==== GIVEN PASSAGE ====

CODEWITHSUNDEEP
numpymissing-datamasked-array
Eric
Eric

Reputation: 97601

How can I efficiently "stretch" present values in an array over absent ones

Where 'absent' can mean either nan or np.masked, whichever is easiest to implement this with.

For instance:

>>> from numpy import nan
>>> do_it([1, nan, nan, 2, nan, 3, nan, nan, 4, 3, nan, 2, nan])
array([1, 1, 1, 2, 2, 3, 3, 3, 4, 3, 3, 2, 2])
# each nan is replaced with the first non-nan value before it
>>> do_it([nan, nan, 2, nan])
array([nan, nan, 2, 2])
# don't care too much about the outcome here, but this seems sensible

I can see how you'd do this with a for loop:

def do_it(a):
    res = []
    last_val = nan
    for item in a:
        if not np.isnan(item):
            last_val = item
        res.append(last_val)
    return np.asarray(res)

Is there a faster way to vectorize it?

Upvotes: 1

Views: 221

Answers (3)

==== RECORD LIST ====

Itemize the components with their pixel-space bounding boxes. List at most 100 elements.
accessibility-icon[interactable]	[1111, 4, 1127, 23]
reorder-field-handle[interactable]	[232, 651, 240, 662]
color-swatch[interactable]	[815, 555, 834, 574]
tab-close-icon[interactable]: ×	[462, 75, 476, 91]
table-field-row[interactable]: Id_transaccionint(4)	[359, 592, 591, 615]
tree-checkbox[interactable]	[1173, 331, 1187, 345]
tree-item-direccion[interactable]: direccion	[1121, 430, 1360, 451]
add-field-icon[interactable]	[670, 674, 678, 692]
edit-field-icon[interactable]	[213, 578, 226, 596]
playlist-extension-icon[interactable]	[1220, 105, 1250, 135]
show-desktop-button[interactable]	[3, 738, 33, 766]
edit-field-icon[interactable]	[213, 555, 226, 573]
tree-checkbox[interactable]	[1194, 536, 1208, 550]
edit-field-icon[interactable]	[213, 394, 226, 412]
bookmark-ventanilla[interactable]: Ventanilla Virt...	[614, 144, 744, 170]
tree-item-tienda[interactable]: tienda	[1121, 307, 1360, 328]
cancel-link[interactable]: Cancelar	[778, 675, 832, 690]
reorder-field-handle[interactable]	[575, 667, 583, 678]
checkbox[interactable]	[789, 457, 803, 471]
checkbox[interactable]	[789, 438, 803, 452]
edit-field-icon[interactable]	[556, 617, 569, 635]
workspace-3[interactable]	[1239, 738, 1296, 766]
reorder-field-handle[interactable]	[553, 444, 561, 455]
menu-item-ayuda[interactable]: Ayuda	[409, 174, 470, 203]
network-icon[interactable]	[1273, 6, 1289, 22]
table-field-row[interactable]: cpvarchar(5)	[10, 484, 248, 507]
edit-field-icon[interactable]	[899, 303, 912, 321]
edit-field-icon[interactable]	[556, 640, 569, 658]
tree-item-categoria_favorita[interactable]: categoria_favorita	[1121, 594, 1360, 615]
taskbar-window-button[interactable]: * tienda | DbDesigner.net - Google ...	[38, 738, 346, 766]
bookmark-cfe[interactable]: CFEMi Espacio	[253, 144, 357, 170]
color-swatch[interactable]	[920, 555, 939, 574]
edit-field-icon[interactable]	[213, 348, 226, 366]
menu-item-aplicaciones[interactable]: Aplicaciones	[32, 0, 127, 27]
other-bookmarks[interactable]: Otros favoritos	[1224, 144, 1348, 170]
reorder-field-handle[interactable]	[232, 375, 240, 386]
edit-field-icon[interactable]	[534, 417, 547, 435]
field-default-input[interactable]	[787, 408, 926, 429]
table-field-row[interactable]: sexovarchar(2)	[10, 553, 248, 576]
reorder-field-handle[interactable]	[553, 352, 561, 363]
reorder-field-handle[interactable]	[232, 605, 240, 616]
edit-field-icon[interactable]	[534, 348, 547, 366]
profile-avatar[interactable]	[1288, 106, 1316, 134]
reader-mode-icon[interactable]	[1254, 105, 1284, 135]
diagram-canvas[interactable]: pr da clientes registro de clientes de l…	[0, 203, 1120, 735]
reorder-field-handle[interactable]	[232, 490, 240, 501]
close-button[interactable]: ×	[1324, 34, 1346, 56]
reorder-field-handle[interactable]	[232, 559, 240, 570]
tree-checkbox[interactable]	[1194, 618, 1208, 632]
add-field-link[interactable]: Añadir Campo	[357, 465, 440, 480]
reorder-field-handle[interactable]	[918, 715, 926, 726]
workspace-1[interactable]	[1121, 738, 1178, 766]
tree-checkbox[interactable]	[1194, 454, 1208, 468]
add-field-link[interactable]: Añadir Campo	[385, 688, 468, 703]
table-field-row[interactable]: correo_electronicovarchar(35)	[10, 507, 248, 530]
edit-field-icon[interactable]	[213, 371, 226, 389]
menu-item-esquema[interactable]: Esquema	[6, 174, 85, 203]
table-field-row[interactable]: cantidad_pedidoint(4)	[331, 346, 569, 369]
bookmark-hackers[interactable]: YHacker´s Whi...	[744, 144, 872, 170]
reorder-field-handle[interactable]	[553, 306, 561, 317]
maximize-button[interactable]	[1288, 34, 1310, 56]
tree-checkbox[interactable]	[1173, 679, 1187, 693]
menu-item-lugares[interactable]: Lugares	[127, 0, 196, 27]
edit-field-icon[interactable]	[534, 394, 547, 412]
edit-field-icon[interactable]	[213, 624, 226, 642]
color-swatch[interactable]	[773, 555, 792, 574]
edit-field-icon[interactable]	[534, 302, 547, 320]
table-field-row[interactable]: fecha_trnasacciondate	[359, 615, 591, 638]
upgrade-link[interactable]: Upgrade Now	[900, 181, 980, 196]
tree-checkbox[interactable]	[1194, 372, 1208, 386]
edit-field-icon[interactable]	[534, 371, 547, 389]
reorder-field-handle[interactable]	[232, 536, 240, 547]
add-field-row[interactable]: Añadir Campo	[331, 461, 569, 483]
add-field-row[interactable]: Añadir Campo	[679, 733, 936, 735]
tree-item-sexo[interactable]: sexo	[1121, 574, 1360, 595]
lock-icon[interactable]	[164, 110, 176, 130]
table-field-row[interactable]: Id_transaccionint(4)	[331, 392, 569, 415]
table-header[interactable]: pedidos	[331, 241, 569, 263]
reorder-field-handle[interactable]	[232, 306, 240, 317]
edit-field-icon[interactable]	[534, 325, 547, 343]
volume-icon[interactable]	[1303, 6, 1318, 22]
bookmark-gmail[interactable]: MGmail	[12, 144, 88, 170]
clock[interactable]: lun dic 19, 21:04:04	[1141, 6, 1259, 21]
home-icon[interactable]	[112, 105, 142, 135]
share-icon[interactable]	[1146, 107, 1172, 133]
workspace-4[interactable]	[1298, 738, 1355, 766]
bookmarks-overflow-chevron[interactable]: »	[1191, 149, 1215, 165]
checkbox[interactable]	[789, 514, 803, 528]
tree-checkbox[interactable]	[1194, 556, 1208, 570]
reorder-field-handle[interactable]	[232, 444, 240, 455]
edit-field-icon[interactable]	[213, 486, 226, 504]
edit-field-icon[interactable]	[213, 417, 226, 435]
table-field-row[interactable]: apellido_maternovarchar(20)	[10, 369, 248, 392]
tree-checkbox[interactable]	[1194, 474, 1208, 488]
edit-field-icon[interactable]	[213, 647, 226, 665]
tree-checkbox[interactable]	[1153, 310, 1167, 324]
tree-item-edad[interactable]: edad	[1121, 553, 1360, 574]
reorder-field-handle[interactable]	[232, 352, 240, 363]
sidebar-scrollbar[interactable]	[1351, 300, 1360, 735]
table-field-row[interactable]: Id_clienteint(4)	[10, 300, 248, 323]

====

→ **EXERCISE REQUIREMENTS**
1. In the thread about filling absent NumPy values, what replaces each nan in the first example?
2. Resume the thread about filling absent NumPy values from its last line.

→ **ANSWERS PER TASK**
1. The first non-nan value before it.

2.
Eric
Eric

Reputation: 97601

Working from @Benjamin's deleted solution, everything is great if you work with indices

def do_it(data, valid=None, axis=0):
    # normalize the inputs to match the question examples
    data = np.asarray(data)
    if valid is None:
        valid = ~np.isnan(data)

    # flat array of the data values
    data_flat = data.ravel()

    # array of indices such that data_flat[indices] == data
    indices = np.arange(data.size).reshape(data.shape)

    # thanks to benjamin here
    stretched_indices = np.maximum.accumulate(valid*indices, axis=axis)
    return data_flat[stretched_indices]

Comparing solution runtime:

>>> import numpy as np
>>> data = np.random.rand(10000)

>>> %timeit do_it_question(data)
10000 loops, best of 3: 17.3 ms per loop
>>> %timeit do_it_mine(data)
10000 loops, best of 3: 179 µs per loop
>>> %timeit do_it_user(data)
10000 loops, best of 3: 182 µs per loop

# with lots of nans
>>> data[data > 0.25] = np.nan

>>> %timeit do_it_question(data)
10000 loops, best of 3: 18.9 ms per loop
>>> %timeit do_it_mine(data)
10000 loops, best of 3: 177 µs per loop
>>> %timeit do_it_user(data)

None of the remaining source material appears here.